start Supplied text

Disclosure: I may sound incredibly patronizing and even mean in my response, please note that it is not my intention. I will show you how to fix the issue, but let me first add some comments about the code above along with some suggestions:

1. The structure of your HTML is not good: a form shouldn't be wrapping each tr, you should consider using div instead of a table, or a "table inside a form inside a cell" (the code looks as ugly as it sounds). You can read more about a similar case here: Create a HTML table where each TR is a FORM

2. Your SQL statement is subject to SQL injection. This is bad. Really, really bad. As I mentioned in the comments, consider changing to MySQLi or PDO and using parameterized queries. You can read more about it here: How can I prevent SQL injection in PHP?

3. Your HTML code is not clean. In general, your page will work because the browser will help, but trust me, that is bad programming: you'll eventually change the code, forget about it, and it will be a mess. From what I see:

   • There are multiple elements with the same ID (all the forms created by the loop).
   • There is incomplete inline CSS (background-color:).
   • Quotes are missing in many places.
   • There are a couple of closing </div> without an opening <div> (this could be OK if the opening div comes from header.php; but even if that was the case, the code would be difficult to maintain)

end Supplied text
start Records

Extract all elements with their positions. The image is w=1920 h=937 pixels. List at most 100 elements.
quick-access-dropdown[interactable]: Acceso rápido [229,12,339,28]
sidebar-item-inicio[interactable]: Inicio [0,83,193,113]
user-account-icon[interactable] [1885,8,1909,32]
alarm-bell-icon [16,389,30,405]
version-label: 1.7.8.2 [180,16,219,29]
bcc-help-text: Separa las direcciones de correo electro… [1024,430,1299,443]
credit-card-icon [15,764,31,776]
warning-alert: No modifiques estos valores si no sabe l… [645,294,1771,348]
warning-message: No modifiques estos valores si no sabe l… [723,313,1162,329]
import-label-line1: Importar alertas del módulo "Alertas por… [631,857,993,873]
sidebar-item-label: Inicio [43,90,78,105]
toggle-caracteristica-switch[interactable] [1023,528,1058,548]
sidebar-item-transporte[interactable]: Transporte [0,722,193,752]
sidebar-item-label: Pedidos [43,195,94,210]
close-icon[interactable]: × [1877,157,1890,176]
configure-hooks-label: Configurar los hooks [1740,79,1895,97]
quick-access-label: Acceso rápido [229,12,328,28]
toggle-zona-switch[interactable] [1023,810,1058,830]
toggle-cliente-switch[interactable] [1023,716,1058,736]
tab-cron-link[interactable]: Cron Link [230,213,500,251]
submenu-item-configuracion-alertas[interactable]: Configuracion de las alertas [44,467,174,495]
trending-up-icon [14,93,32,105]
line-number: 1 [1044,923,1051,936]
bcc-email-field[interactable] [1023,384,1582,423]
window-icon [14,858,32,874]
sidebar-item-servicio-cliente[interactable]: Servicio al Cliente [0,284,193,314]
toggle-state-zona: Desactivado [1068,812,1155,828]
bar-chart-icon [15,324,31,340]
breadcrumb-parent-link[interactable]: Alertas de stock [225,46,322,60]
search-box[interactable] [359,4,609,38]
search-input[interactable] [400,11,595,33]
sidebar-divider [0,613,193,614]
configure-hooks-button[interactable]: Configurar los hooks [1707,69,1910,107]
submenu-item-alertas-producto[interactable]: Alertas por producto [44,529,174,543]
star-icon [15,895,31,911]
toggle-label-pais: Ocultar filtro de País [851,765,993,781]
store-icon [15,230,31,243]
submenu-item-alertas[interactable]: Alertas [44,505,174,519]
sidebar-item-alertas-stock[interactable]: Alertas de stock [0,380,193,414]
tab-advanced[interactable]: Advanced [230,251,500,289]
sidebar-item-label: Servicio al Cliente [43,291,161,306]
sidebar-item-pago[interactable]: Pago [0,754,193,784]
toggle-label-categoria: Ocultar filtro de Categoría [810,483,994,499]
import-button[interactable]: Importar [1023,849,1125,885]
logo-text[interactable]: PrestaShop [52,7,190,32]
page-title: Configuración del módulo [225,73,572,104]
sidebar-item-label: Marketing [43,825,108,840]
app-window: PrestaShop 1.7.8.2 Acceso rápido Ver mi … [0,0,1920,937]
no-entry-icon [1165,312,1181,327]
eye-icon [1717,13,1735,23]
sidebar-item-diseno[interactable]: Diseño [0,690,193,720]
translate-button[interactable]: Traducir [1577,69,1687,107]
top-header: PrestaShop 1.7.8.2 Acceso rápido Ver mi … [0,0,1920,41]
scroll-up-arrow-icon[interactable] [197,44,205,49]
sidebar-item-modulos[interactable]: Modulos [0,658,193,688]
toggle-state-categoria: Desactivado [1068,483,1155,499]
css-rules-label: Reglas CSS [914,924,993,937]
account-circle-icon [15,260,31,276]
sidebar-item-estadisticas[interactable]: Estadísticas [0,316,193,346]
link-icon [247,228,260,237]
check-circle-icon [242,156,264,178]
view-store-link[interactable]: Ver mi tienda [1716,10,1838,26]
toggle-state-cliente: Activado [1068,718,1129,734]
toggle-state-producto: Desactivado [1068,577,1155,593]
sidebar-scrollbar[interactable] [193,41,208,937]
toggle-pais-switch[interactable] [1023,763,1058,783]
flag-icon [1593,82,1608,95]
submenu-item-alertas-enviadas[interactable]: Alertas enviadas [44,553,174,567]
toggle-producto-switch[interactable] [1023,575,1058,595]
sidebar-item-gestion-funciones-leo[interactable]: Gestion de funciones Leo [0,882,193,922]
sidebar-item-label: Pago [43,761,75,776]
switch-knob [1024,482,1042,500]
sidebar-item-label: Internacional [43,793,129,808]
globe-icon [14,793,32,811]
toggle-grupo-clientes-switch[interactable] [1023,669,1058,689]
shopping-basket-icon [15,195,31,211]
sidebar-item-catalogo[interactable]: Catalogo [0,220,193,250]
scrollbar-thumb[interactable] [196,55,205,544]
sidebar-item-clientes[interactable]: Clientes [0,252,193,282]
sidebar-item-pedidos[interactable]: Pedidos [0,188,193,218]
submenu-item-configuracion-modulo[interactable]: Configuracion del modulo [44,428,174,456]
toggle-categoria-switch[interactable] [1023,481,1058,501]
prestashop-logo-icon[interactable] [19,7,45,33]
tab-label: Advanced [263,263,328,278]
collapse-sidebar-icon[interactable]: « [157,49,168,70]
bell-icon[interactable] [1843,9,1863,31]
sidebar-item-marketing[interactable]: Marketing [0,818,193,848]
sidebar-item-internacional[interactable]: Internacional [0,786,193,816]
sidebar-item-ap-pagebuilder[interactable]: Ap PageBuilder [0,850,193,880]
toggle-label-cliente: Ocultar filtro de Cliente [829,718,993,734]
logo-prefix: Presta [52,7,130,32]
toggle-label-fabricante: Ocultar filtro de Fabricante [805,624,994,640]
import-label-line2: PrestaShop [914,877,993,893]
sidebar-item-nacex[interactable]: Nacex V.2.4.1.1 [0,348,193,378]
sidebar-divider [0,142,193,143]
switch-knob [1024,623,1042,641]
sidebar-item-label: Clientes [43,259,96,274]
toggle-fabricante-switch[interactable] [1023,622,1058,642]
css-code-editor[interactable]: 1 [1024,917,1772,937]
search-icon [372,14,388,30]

end Records

What this exercise asks:
1. Write out the records from their first line through the line that contains "credit-card-icon [15,764,31,776]", keeping every line unchanged.
2. Continue the code-review answer from its last sentence.
The text and the records have no connection to each other.

Answers given:
1.
Extract all elements with their positions. The image is w=1920 h=937 pixels. List at most 100 elements.
quick-access-dropdown[interactable]: Acceso rápido [229,12,339,28]
sidebar-item-inicio[interactable]: Inicio [0,83,193,113]
user-account-icon[interactable] [1885,8,1909,32]
alarm-bell-icon [16,389,30,405]
version-label: 1.7.8.2 [180,16,219,29]
bcc-help-text: Separa las direcciones de correo electro… [1024,430,1299,443]
credit-card-icon [15,764,31,776]

2.
Finally, the solution. I hope you didn't skip all the text above and jump directly here, because it will really help you not only now but in the future.

Change these two things and your code will work (both in js1.js):

1. Wrap the function in a $(document).ready so it is executed when the page finishes loading.
2. Change the data from $("form").serialize() to $(this).serialize(), this way you will be sending only the information from the form with the button that you clicked on (instead of all the forms).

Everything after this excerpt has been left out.